Wherever the word "within" shows up in a line, please copy that line.
Start of Given entries
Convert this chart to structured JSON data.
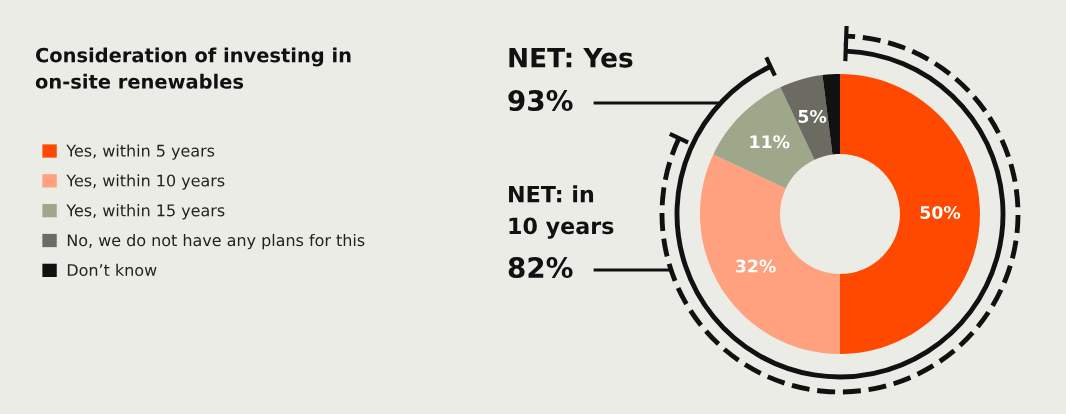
{
  "chart_data": {
    "type": "donut",
    "title": "Consideration of investing in\non-site renewables",
    "categories": [
      "Yes, within 5 years",
      "Yes, within 10 years",
      "Yes, within 15 years",
      "No, we do not have any plans for this",
      "Don’t know"
    ],
    "values": [
      50,
      32,
      11,
      5,
      2
    ],
    "colors": [
      "#ff4800",
      "#ffa07e",
      "#9ea78a",
      "#6b6b62",
      "#111111"
    ],
    "value_labels": [
      "50%",
      "32%",
      "11%",
      "5%",
      null
    ],
    "annotations": [
      "NET: Yes\n93%",
      "NET: in\n10 years\n82%"
    ],
    "legend": "left"
  }
}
End of Given entries
Output below =>
      "Yes, within 5 years",
      "Yes, within 10 years",
      "Yes, within 15 years",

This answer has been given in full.